[Collected data]
[Begin]
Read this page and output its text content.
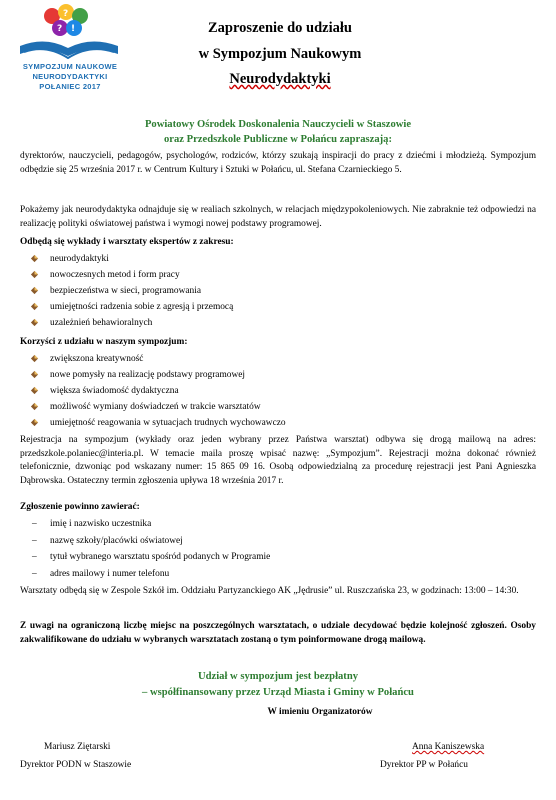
?
? !
SYMPOZJUM NAUKOWE
NEURODYDAKTYKI
POŁANIEC 2017
Zaproszenie do udziału
w Sympozjum Naukowym
Neurodydaktyki
Powiatowy Ośrodek Doskonalenia Nauczycieli w Staszowie
oraz Przedszkole Publiczne w Połańcu zapraszają:
dyrektorów, nauczycieli, pedagogów, psychologów, rodziców, którzy szukają inspiracji do pracy z dziećmi i młodzieżą. Sympozjum odbędzie się 25 września 2017 r. w Centrum Kultury i Sztuki w Połańcu, ul. Stefana Czarnieckiego 5.
Pokażemy jak neurodydaktyka odnajduje się w realiach szkolnych, w relacjach międzypokoleniowych. Nie zabraknie też odpowiedzi na realizację polityki oświatowej państwa i wymogi nowej podstawy programowej.
Odbędą się wykłady i warsztaty ekspertów z zakresu:
neurodydaktyki
nowoczesnych metod i form pracy
bezpieczeństwa w sieci, programowania
umiejętności radzenia sobie z agresją i przemocą
uzależnień behawioralnych
Korzyści z udziału w naszym sympozjum:
zwiększona kreatywność
nowe pomysły na realizację podstawy programowej
większa świadomość dydaktyczna
możliwość wymiany doświadczeń w trakcie warsztatów
umiejętność reagowania w sytuacjach trudnych wychowawczo
Rejestracja na sympozjum (wykłady oraz jeden wybrany przez Państwa warsztat) odbywa się drogą mailową na adres: przedszkole.polaniec@interia.pl. W temacie maila proszę wpisać nazwę: „Sympozjum”. Rejestracji można dokonać również telefonicznie, dzwoniąc pod wskazany numer: 15 865 09 16. Osobą odpowiedzialną za procedurę rejestracji jest Pani Agnieszka Dąbrowska. Ostateczny termin zgłoszenia upływa 18 września 2017 r.
Zgłoszenie powinno zawierać:
– imię i nazwisko uczestnika
– nazwę szkoły/placówki oświatowej
– tytuł wybranego warsztatu spośród podanych w Programie
– adres mailowy i numer telefonu
Warsztaty odbędą się w Zespole Szkół im. Oddziału Partyzanckiego AK „Jędrusie” ul. Ruszczańska 23, w godzinach: 13:00 – 14:30.
Z uwagi na ograniczoną liczbę miejsc na poszczególnych warsztatach, o udziale decydować będzie kolejność zgłoszeń. Osoby zakwalifikowane do udziału w wybranych warsztatach zostaną o tym poinformowane drogą mailową.
Udział w sympozjum jest bezpłatny
– współfinansowany przez Urząd Miasta i Gminy w Połańcu
W imieniu Organizatorów
Mariusz Ziętarski
Dyrektor PODN w Staszowie
Anna Kaniszewska
Dyrektor PP w Połańcu
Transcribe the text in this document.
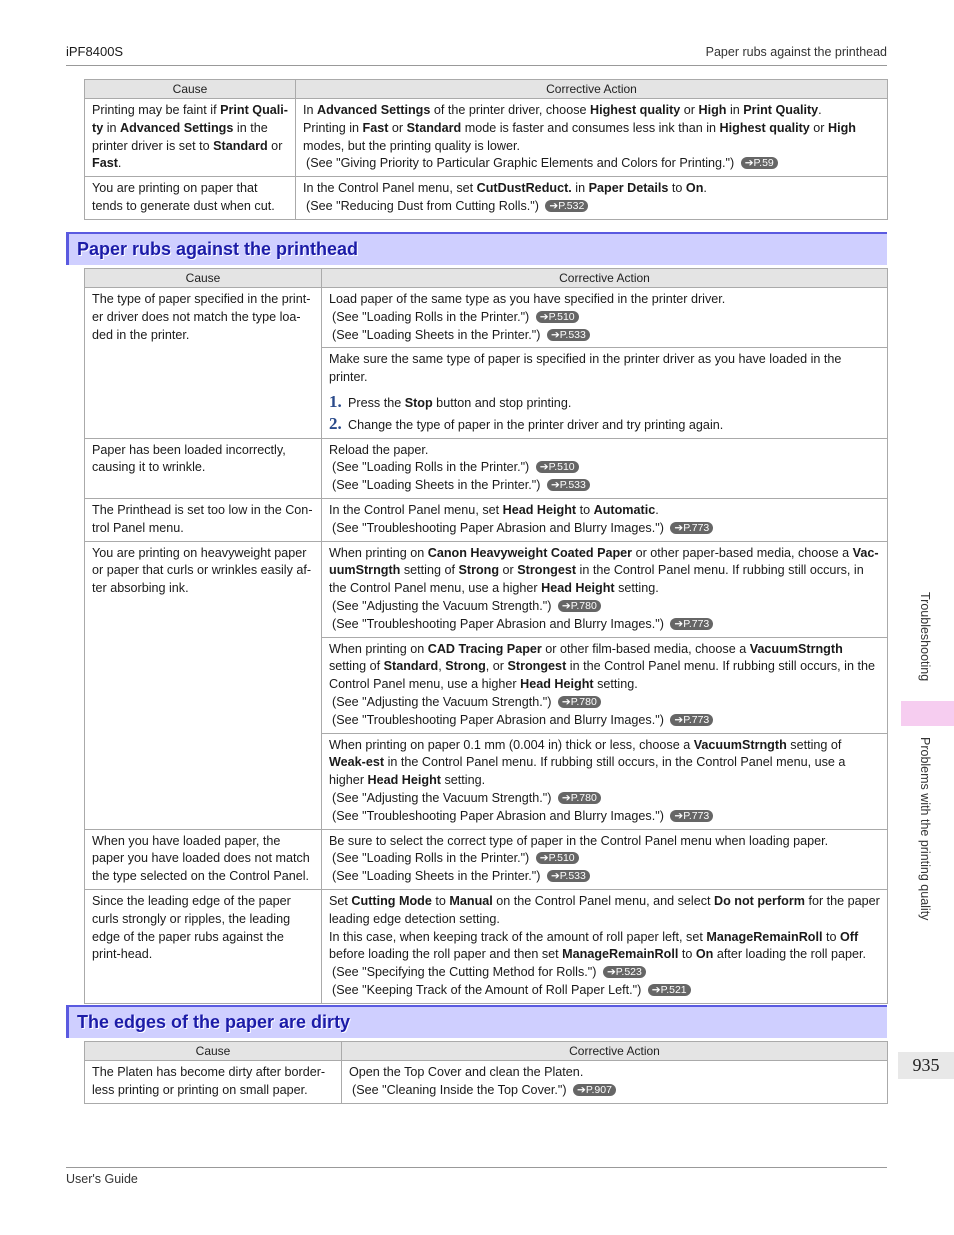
iPF8400S	Paper rubs against the printhead
Cause	Corrective Action
Printing may be faint if Print Quali-ty in Advanced Settings in the printer driver is set to Standard or Fast.	In Advanced Settings of the printer driver, choose Highest quality or High in Print Quality.
Printing in Fast or Standard mode is faster and consumes less ink than in Highest quality or High modes, but the printing quality is lower.

(See "Giving Priority to Particular Graphic Elements and Colors for Printing.") ➔P.59

You are printing on paper that tends to generate dust when cut.	In the Control Panel menu, set CutDustReduct. in Paper Details to On.

(See "Reducing Dust from Cutting Rolls.") ➔P.532
Paper rubs against the printhead
Cause	Corrective Action
The type of paper specified in the print-er driver does not match the type loa-ded in the printer.	Load paper of the same type as you have specified in the printer driver.

(See "Loading Rolls in the Printer.") ➔P.510
(See "Loading Sheets in the Printer.") ➔P.533

	Make sure the same type of paper is specified in the printer driver as you have loaded in the printer.

1. Press the Stop button and stop printing.
2. Change the type of paper in the printer driver and try printing again.

Paper has been loaded incorrectly, causing it to wrinkle.	Reload the paper.

(See "Loading Rolls in the Printer.") ➔P.510
(See "Loading Sheets in the Printer.") ➔P.533

The Printhead is set too low in the Con-trol Panel menu.	In the Control Panel menu, set Head Height to Automatic.

(See "Troubleshooting Paper Abrasion and Blurry Images.") ➔P.773

You are printing on heavyweight paper or paper that curls or wrinkles easily af-ter absorbing ink.	When printing on Canon Heavyweight Coated Paper or other paper-based media, choose a Vac-uumStrngth setting of Strong or Strongest in the Control Panel menu. If rubbing still occurs, in the Control Panel menu, use a higher Head Height setting.

(See "Adjusting the Vacuum Strength.") ➔P.780
(See "Troubleshooting Paper Abrasion and Blurry Images.") ➔P.773

	When printing on CAD Tracing Paper or other film-based media, choose a VacuumStrngth setting of Standard, Strong, or Strongest in the Control Panel menu. If rubbing still occurs, in the Control Panel menu, use a higher Head Height setting.

(See "Adjusting the Vacuum Strength.") ➔P.780
(See "Troubleshooting Paper Abrasion and Blurry Images.") ➔P.773

	When printing on paper 0.1 mm (0.004 in) thick or less, choose a VacuumStrngth setting of Weak-est in the Control Panel menu. If rubbing still occurs, in the Control Panel menu, use a higher Head Height setting.

(See "Adjusting the Vacuum Strength.") ➔P.780
(See "Troubleshooting Paper Abrasion and Blurry Images.") ➔P.773

When you have loaded paper, the paper you have loaded does not match the type selected on the Control Panel.	Be sure to select the correct type of paper in the Control Panel menu when loading paper.

(See "Loading Rolls in the Printer.") ➔P.510
(See "Loading Sheets in the Printer.") ➔P.533

Since the leading edge of the paper curls strongly or ripples, the leading edge of the paper rubs against the print-head.	Set Cutting Mode to Manual on the Control Panel menu, and select Do not perform for the paper leading edge detection setting.
In this case, when keeping track of the amount of roll paper left, set ManageRemainRoll to Off before loading the roll paper and then set ManageRemainRoll to On after loading the roll paper.

(See "Specifying the Cutting Method for Rolls.") ➔P.523
(See "Keeping Track of the Amount of Roll Paper Left.") ➔P.521
The edges of the paper are dirty
Cause	Corrective Action
The Platen has become dirty after border-less printing or printing on small paper.	Open the Top Cover and clean the Platen.

(See "Cleaning Inside the Top Cover.") ➔P.907
Troubleshooting
Problems with the printing quality
935
User's Guide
[End]
• What the task asks:
All of the material above is to be copied exactly, except for its images.

• Result for this task:
Read this page and output its text content.
?
? !
SYMPOZJUM NAUKOWE
NEURODYDAKTYKI
POŁANIEC 2017
Zaproszenie do udziału
w Sympozjum Naukowym
Neurodydaktyki
Powiatowy Ośrodek Doskonalenia Nauczycieli w Staszowie
oraz Przedszkole Publiczne w Połańcu zapraszają:
dyrektorów, nauczycieli, pedagogów, psychologów, rodziców, którzy szukają inspiracji do pracy z dziećmi i młodzieżą. Sympozjum odbędzie się 25 września 2017 r. w Centrum Kultury i Sztuki w Połańcu, ul. Stefana Czarnieckiego 5.
Pokażemy jak neurodydaktyka odnajduje się w realiach szkolnych, w relacjach międzypokoleniowych. Nie zabraknie też odpowiedzi na realizację polityki oświatowej państwa i wymogi nowej podstawy programowej.
Odbędą się wykłady i warsztaty ekspertów z zakresu:
neurodydaktyki
nowoczesnych metod i form pracy
bezpieczeństwa w sieci, programowania
umiejętności radzenia sobie z agresją i przemocą
uzależnień behawioralnych
Korzyści z udziału w naszym sympozjum:
zwiększona kreatywność
nowe pomysły na realizację podstawy programowej
większa świadomość dydaktyczna
możliwość wymiany doświadczeń w trakcie warsztatów
umiejętność reagowania w sytuacjach trudnych wychowawczo
Rejestracja na sympozjum (wykłady oraz jeden wybrany przez Państwa warsztat) odbywa się drogą mailową na adres: przedszkole.polaniec@interia.pl. W temacie maila proszę wpisać nazwę: „Sympozjum”. Rejestracji można dokonać również telefonicznie, dzwoniąc pod wskazany numer: 15 865 09 16. Osobą odpowiedzialną za procedurę rejestracji jest Pani Agnieszka Dąbrowska. Ostateczny termin zgłoszenia upływa 18 września 2017 r.
Zgłoszenie powinno zawierać:
– imię i nazwisko uczestnika
– nazwę szkoły/placówki oświatowej
– tytuł wybranego warsztatu spośród podanych w Programie
– adres mailowy i numer telefonu
Warsztaty odbędą się w Zespole Szkół im. Oddziału Partyzanckiego AK „Jędrusie” ul. Ruszczańska 23, w godzinach: 13:00 – 14:30.
Z uwagi na ograniczoną liczbę miejsc na poszczególnych warsztatach, o udziale decydować będzie kolejność zgłoszeń. Osoby zakwalifikowane do udziału w wybranych warsztatach zostaną o tym poinformowane drogą mailową.
Udział w sympozjum jest bezpłatny
– współfinansowany przez Urząd Miasta i Gminy w Połańcu
W imieniu Organizatorów
Mariusz Ziętarski
Dyrektor PODN w Staszowie
Anna Kaniszewska
Dyrektor PP w Połańcu
Transcribe the text in this document.
iPF8400S	Paper rubs against the printhead
Cause	Corrective Action
Printing may be faint if Print Quali-ty in Advanced Settings in the printer driver is set to Standard or Fast.	In Advanced Settings of the printer driver, choose Highest quality or High in Print Quality.
Printing in Fast or Standard mode is faster and consumes less ink than in Highest quality or High modes, but the printing quality is lower.

(See "Giving Priority to Particular Graphic Elements and Colors for Printing.") ➔P.59

You are printing on paper that tends to generate dust when cut.	In the Control Panel menu, set CutDustReduct. in Paper Details to On.

(See "Reducing Dust from Cutting Rolls.") ➔P.532
Paper rubs against the printhead
Cause	Corrective Action
The type of paper specified in the print-er driver does not match the type loa-ded in the printer.	Load paper of the same type as you have specified in the printer driver.

(See "Loading Rolls in the Printer.") ➔P.510
(See "Loading Sheets in the Printer.") ➔P.533

	Make sure the same type of paper is specified in the printer driver as you have loaded in the printer.

1. Press the Stop button and stop printing.
2. Change the type of paper in the printer driver and try printing again.

Paper has been loaded incorrectly, causing it to wrinkle.	Reload the paper.

(See "Loading Rolls in the Printer.") ➔P.510
(See "Loading Sheets in the Printer.") ➔P.533

The Printhead is set too low in the Con-trol Panel menu.	In the Control Panel menu, set Head Height to Automatic.

(See "Troubleshooting Paper Abrasion and Blurry Images.") ➔P.773

You are printing on heavyweight paper or paper that curls or wrinkles easily af-ter absorbing ink.	When printing on Canon Heavyweight Coated Paper or other paper-based media, choose a Vac-uumStrngth setting of Strong or Strongest in the Control Panel menu. If rubbing still occurs, in the Control Panel menu, use a higher Head Height setting.

(See "Adjusting the Vacuum Strength.") ➔P.780
(See "Troubleshooting Paper Abrasion and Blurry Images.") ➔P.773

	When printing on CAD Tracing Paper or other film-based media, choose a VacuumStrngth setting of Standard, Strong, or Strongest in the Control Panel menu. If rubbing still occurs, in the Control Panel menu, use a higher Head Height setting.

(See "Adjusting the Vacuum Strength.") ➔P.780
(See "Troubleshooting Paper Abrasion and Blurry Images.") ➔P.773

	When printing on paper 0.1 mm (0.004 in) thick or less, choose a VacuumStrngth setting of Weak-est in the Control Panel menu. If rubbing still occurs, in the Control Panel menu, use a higher Head Height setting.

(See "Adjusting the Vacuum Strength.") ➔P.780
(See "Troubleshooting Paper Abrasion and Blurry Images.") ➔P.773

When you have loaded paper, the paper you have loaded does not match the type selected on the Control Panel.	Be sure to select the correct type of paper in the Control Panel menu when loading paper.

(See "Loading Rolls in the Printer.") ➔P.510
(See "Loading Sheets in the Printer.") ➔P.533

Since the leading edge of the paper curls strongly or ripples, the leading edge of the paper rubs against the print-head.	Set Cutting Mode to Manual on the Control Panel menu, and select Do not perform for the paper leading edge detection setting.
In this case, when keeping track of the amount of roll paper left, set ManageRemainRoll to Off before loading the roll paper and then set ManageRemainRoll to On after loading the roll paper.

(See "Specifying the Cutting Method for Rolls.") ➔P.523
(See "Keeping Track of the Amount of Roll Paper Left.") ➔P.521
The edges of the paper are dirty
Cause	Corrective Action
The Platen has become dirty after border-less printing or printing on small paper.	Open the Top Cover and clean the Platen.

(See "Cleaning Inside the Top Cover.") ➔P.907
Troubleshooting
Problems with the printing quality
935
User's Guide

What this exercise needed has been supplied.